**TASK INSTRUCTIONS**
The listing below must be repeated word for word, with its images excluded.

**ENTRIES SUPPLIED**
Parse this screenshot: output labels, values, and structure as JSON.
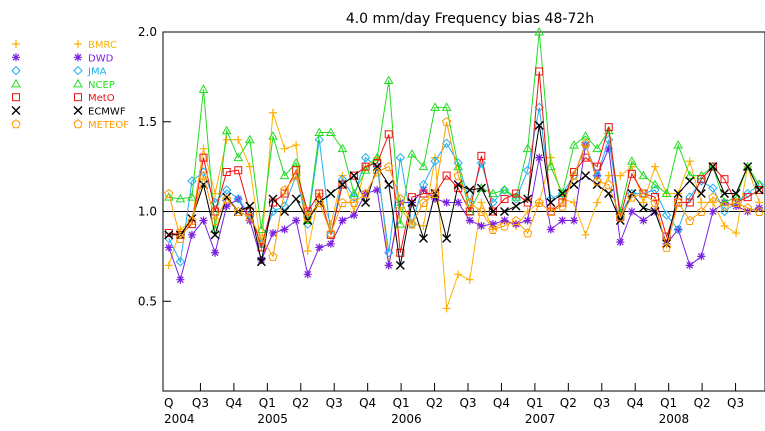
{
  "chart_data": {
    "type": "line",
    "title": "4.0 mm/day Frequency bias   48-72h",
    "xlabel": "",
    "ylabel": "",
    "ylim": [
      0.0,
      2.0
    ],
    "yticks": [
      "0.5",
      "1.0",
      "1.5",
      "2.0"
    ],
    "reference_line": 1.0,
    "grid": false,
    "legend_position": "left",
    "x_tick_labels": [
      "Q",
      "Q3",
      "Q4",
      "Q1",
      "Q2",
      "Q3",
      "Q4",
      "Q1",
      "Q2",
      "Q3",
      "Q4",
      "Q1",
      "Q2",
      "Q3",
      "Q4",
      "Q1",
      "Q2",
      "Q3"
    ],
    "year_labels": [
      "2004",
      "2005",
      "2006",
      "2007",
      "2008"
    ],
    "series": [
      {
        "name": "BMRC",
        "color": "#ffb000",
        "marker": "plus",
        "values": [
          0.7,
          0.9,
          0.95,
          1.35,
          1.1,
          1.4,
          1.4,
          1.25,
          0.8,
          1.55,
          1.35,
          1.37,
          0.78,
          1.1,
          0.93,
          1.2,
          1.0,
          1.25,
          1.3,
          0.7,
          1.02,
          0.93,
          0.92,
          1.3,
          0.46,
          0.65,
          0.62,
          1.05,
          0.9,
          0.95,
          0.92,
          1.0,
          1.05,
          1.3,
          1.07,
          1.05,
          0.87,
          1.05,
          1.2,
          1.2,
          1.25,
          1.05,
          1.25,
          1.1,
          1.1,
          1.28,
          1.05,
          1.05,
          0.92,
          0.88,
          1.25,
          1.05
        ]
      },
      {
        "name": "DWD",
        "color": "#7a1fe0",
        "marker": "asterisk",
        "values": [
          0.8,
          0.62,
          0.87,
          0.95,
          0.77,
          1.03,
          1.07,
          0.95,
          0.73,
          0.88,
          0.9,
          0.95,
          0.65,
          0.8,
          0.82,
          0.95,
          0.98,
          1.1,
          1.12,
          0.7,
          1.05,
          1.05,
          1.12,
          1.07,
          1.05,
          1.05,
          0.95,
          0.92,
          0.93,
          0.95,
          0.93,
          0.95,
          1.3,
          0.9,
          0.95,
          0.95,
          1.37,
          1.2,
          1.35,
          0.83,
          1.0,
          0.95,
          1.0,
          0.82,
          0.9,
          0.7,
          0.75,
          1.0,
          1.05,
          1.03,
          1.0,
          1.02
        ]
      },
      {
        "name": "JMA",
        "color": "#20b0f0",
        "marker": "diamond",
        "values": [
          0.85,
          0.72,
          1.17,
          1.22,
          1.05,
          1.12,
          1.07,
          0.98,
          0.82,
          1.0,
          1.03,
          1.2,
          0.93,
          1.4,
          0.87,
          1.18,
          1.08,
          1.3,
          1.25,
          0.77,
          1.3,
          0.93,
          1.15,
          1.28,
          1.38,
          1.27,
          1.05,
          1.27,
          1.05,
          1.12,
          1.07,
          1.23,
          1.58,
          1.07,
          1.1,
          1.2,
          1.37,
          1.2,
          1.4,
          0.98,
          1.1,
          1.1,
          1.12,
          0.98,
          0.9,
          1.08,
          1.17,
          1.13,
          1.0,
          1.05,
          1.1,
          1.15
        ]
      },
      {
        "name": "NCEP",
        "color": "#22dd22",
        "marker": "triangle",
        "values": [
          1.08,
          1.07,
          1.08,
          1.68,
          0.9,
          1.45,
          1.3,
          1.4,
          0.9,
          1.42,
          1.2,
          1.27,
          0.95,
          1.44,
          1.44,
          1.35,
          1.1,
          1.23,
          1.3,
          1.73,
          0.93,
          1.32,
          1.25,
          1.58,
          1.58,
          1.25,
          1.0,
          1.13,
          1.1,
          1.12,
          1.08,
          1.35,
          2.0,
          1.25,
          1.1,
          1.37,
          1.42,
          1.35,
          1.45,
          1.0,
          1.28,
          1.2,
          1.15,
          1.1,
          1.37,
          1.2,
          1.2,
          1.25,
          1.05,
          1.08,
          1.25,
          1.15
        ]
      },
      {
        "name": "MetO",
        "color": "#ee1111",
        "marker": "square",
        "values": [
          0.88,
          0.87,
          0.93,
          1.3,
          1.0,
          1.22,
          1.23,
          1.0,
          0.8,
          1.05,
          1.1,
          1.23,
          1.0,
          1.1,
          0.87,
          1.15,
          1.2,
          1.25,
          1.27,
          1.43,
          0.77,
          1.08,
          1.1,
          1.1,
          1.2,
          1.13,
          1.0,
          1.31,
          1.0,
          1.07,
          1.1,
          1.05,
          1.78,
          1.0,
          1.05,
          1.22,
          1.3,
          1.25,
          1.47,
          0.97,
          1.21,
          1.1,
          1.08,
          0.86,
          1.05,
          1.05,
          1.18,
          1.25,
          1.18,
          1.05,
          1.08,
          1.12
        ]
      },
      {
        "name": "ECMWF",
        "color": "#000000",
        "marker": "cross",
        "values": [
          0.87,
          0.87,
          0.96,
          1.15,
          0.87,
          1.08,
          1.0,
          1.03,
          0.72,
          1.07,
          1.0,
          1.07,
          0.95,
          1.05,
          1.1,
          1.15,
          1.2,
          1.05,
          1.25,
          1.15,
          0.7,
          1.05,
          0.85,
          1.1,
          0.85,
          1.15,
          1.12,
          1.13,
          1.0,
          1.0,
          1.03,
          1.07,
          1.48,
          1.05,
          1.1,
          1.15,
          1.2,
          1.15,
          1.1,
          0.95,
          1.1,
          1.02,
          1.0,
          0.82,
          1.1,
          1.17,
          1.1,
          1.25,
          1.1,
          1.1,
          1.25,
          1.12
        ]
      },
      {
        "name": "METEOF",
        "color": "#ff9900",
        "marker": "pentagon",
        "values": [
          1.1,
          0.85,
          0.95,
          1.2,
          0.95,
          1.07,
          1.0,
          0.97,
          0.85,
          0.75,
          1.12,
          1.2,
          0.97,
          1.05,
          0.88,
          1.05,
          1.05,
          1.1,
          1.22,
          1.25,
          1.07,
          0.93,
          1.05,
          1.1,
          1.5,
          1.2,
          1.05,
          1.0,
          0.9,
          0.92,
          0.95,
          0.88,
          1.05,
          1.0,
          1.03,
          1.2,
          1.38,
          1.17,
          1.15,
          0.97,
          1.08,
          1.1,
          1.05,
          0.8,
          1.05,
          0.95,
          1.0,
          1.08,
          1.03,
          1.05,
          1.02,
          1.0
        ]
      }
    ]
  }
}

**WRITTEN SOLUTION**
Parse this screenshot: output labels, values, and structure as JSON.
{
  "chart_data": {
    "type": "line",
    "title": "4.0 mm/day Frequency bias   48-72h",
    "xlabel": "",
    "ylabel": "",
    "ylim": [
      0.0,
      2.0
    ],
    "yticks": [
      "0.5",
      "1.0",
      "1.5",
      "2.0"
    ],
    "reference_line": 1.0,
    "grid": false,
    "legend_position": "left",
    "x_tick_labels": [
      "Q",
      "Q3",
      "Q4",
      "Q1",
      "Q2",
      "Q3",
      "Q4",
      "Q1",
      "Q2",
      "Q3",
      "Q4",
      "Q1",
      "Q2",
      "Q3",
      "Q4",
      "Q1",
      "Q2",
      "Q3"
    ],
    "year_labels": [
      "2004",
      "2005",
      "2006",
      "2007",
      "2008"
    ],
    "series": [
      {
        "name": "BMRC",
        "color": "#ffb000",
        "marker": "plus",
        "values": [
          0.7,
          0.9,
          0.95,
          1.35,
          1.1,
          1.4,
          1.4,
          1.25,
          0.8,
          1.55,
          1.35,
          1.37,
          0.78,
          1.1,
          0.93,
          1.2,
          1.0,
          1.25,
          1.3,
          0.7,
          1.02,
          0.93,
          0.92,
          1.3,
          0.46,
          0.65,
          0.62,
          1.05,
          0.9,
          0.95,
          0.92,
          1.0,
          1.05,
          1.3,
          1.07,
          1.05,
          0.87,
          1.05,
          1.2,
          1.2,
          1.25,
          1.05,
          1.25,
          1.1,
          1.1,
          1.28,
          1.05,
          1.05,
          0.92,
          0.88,
          1.25,
          1.05
        ]
      },
      {
        "name": "DWD",
        "color": "#7a1fe0",
        "marker": "asterisk",
        "values": [
          0.8,
          0.62,
          0.87,
          0.95,
          0.77,
          1.03,
          1.07,
          0.95,
          0.73,
          0.88,
          0.9,
          0.95,
          0.65,
          0.8,
          0.82,
          0.95,
          0.98,
          1.1,
          1.12,
          0.7,
          1.05,
          1.05,
          1.12,
          1.07,
          1.05,
          1.05,
          0.95,
          0.92,
          0.93,
          0.95,
          0.93,
          0.95,
          1.3,
          0.9,
          0.95,
          0.95,
          1.37,
          1.2,
          1.35,
          0.83,
          1.0,
          0.95,
          1.0,
          0.82,
          0.9,
          0.7,
          0.75,
          1.0,
          1.05,
          1.03,
          1.0,
          1.02
        ]
      },
      {
        "name": "JMA",
        "color": "#20b0f0",
        "marker": "diamond",
        "values": [
          0.85,
          0.72,
          1.17,
          1.22,
          1.05,
          1.12,
          1.07,
          0.98,
          0.82,
          1.0,
          1.03,
          1.2,
          0.93,
          1.4,
          0.87,
          1.18,
          1.08,
          1.3,
          1.25,
          0.77,
          1.3,
          0.93,
          1.15,
          1.28,
          1.38,
          1.27,
          1.05,
          1.27,
          1.05,
          1.12,
          1.07,
          1.23,
          1.58,
          1.07,
          1.1,
          1.2,
          1.37,
          1.2,
          1.4,
          0.98,
          1.1,
          1.1,
          1.12,
          0.98,
          0.9,
          1.08,
          1.17,
          1.13,
          1.0,
          1.05,
          1.1,
          1.15
        ]
      },
      {
        "name": "NCEP",
        "color": "#22dd22",
        "marker": "triangle",
        "values": [
          1.08,
          1.07,
          1.08,
          1.68,
          0.9,
          1.45,
          1.3,
          1.4,
          0.9,
          1.42,
          1.2,
          1.27,
          0.95,
          1.44,
          1.44,
          1.35,
          1.1,
          1.23,
          1.3,
          1.73,
          0.93,
          1.32,
          1.25,
          1.58,
          1.58,
          1.25,
          1.0,
          1.13,
          1.1,
          1.12,
          1.08,
          1.35,
          2.0,
          1.25,
          1.1,
          1.37,
          1.42,
          1.35,
          1.45,
          1.0,
          1.28,
          1.2,
          1.15,
          1.1,
          1.37,
          1.2,
          1.2,
          1.25,
          1.05,
          1.08,
          1.25,
          1.15
        ]
      },
      {
        "name": "MetO",
        "color": "#ee1111",
        "marker": "square",
        "values": [
          0.88,
          0.87,
          0.93,
          1.3,
          1.0,
          1.22,
          1.23,
          1.0,
          0.8,
          1.05,
          1.1,
          1.23,
          1.0,
          1.1,
          0.87,
          1.15,
          1.2,
          1.25,
          1.27,
          1.43,
          0.77,
          1.08,
          1.1,
          1.1,
          1.2,
          1.13,
          1.0,
          1.31,
          1.0,
          1.07,
          1.1,
          1.05,
          1.78,
          1.0,
          1.05,
          1.22,
          1.3,
          1.25,
          1.47,
          0.97,
          1.21,
          1.1,
          1.08,
          0.86,
          1.05,
          1.05,
          1.18,
          1.25,
          1.18,
          1.05,
          1.08,
          1.12
        ]
      },
      {
        "name": "ECMWF",
        "color": "#000000",
        "marker": "cross",
        "values": [
          0.87,
          0.87,
          0.96,
          1.15,
          0.87,
          1.08,
          1.0,
          1.03,
          0.72,
          1.07,
          1.0,
          1.07,
          0.95,
          1.05,
          1.1,
          1.15,
          1.2,
          1.05,
          1.25,
          1.15,
          0.7,
          1.05,
          0.85,
          1.1,
          0.85,
          1.15,
          1.12,
          1.13,
          1.0,
          1.0,
          1.03,
          1.07,
          1.48,
          1.05,
          1.1,
          1.15,
          1.2,
          1.15,
          1.1,
          0.95,
          1.1,
          1.02,
          1.0,
          0.82,
          1.1,
          1.17,
          1.1,
          1.25,
          1.1,
          1.1,
          1.25,
          1.12
        ]
      },
      {
        "name": "METEOF",
        "color": "#ff9900",
        "marker": "pentagon",
        "values": [
          1.1,
          0.85,
          0.95,
          1.2,
          0.95,
          1.07,
          1.0,
          0.97,
          0.85,
          0.75,
          1.12,
          1.2,
          0.97,
          1.05,
          0.88,
          1.05,
          1.05,
          1.1,
          1.22,
          1.25,
          1.07,
          0.93,
          1.05,
          1.1,
          1.5,
          1.2,
          1.05,
          1.0,
          0.9,
          0.92,
          0.95,
          0.88,
          1.05,
          1.0,
          1.03,
          1.2,
          1.38,
          1.17,
          1.15,
          0.97,
          1.08,
          1.1,
          1.05,
          0.8,
          1.05,
          0.95,
          1.0,
          1.08,
          1.03,
          1.05,
          1.02,
          1.0
        ]
      }
    ]
  }
}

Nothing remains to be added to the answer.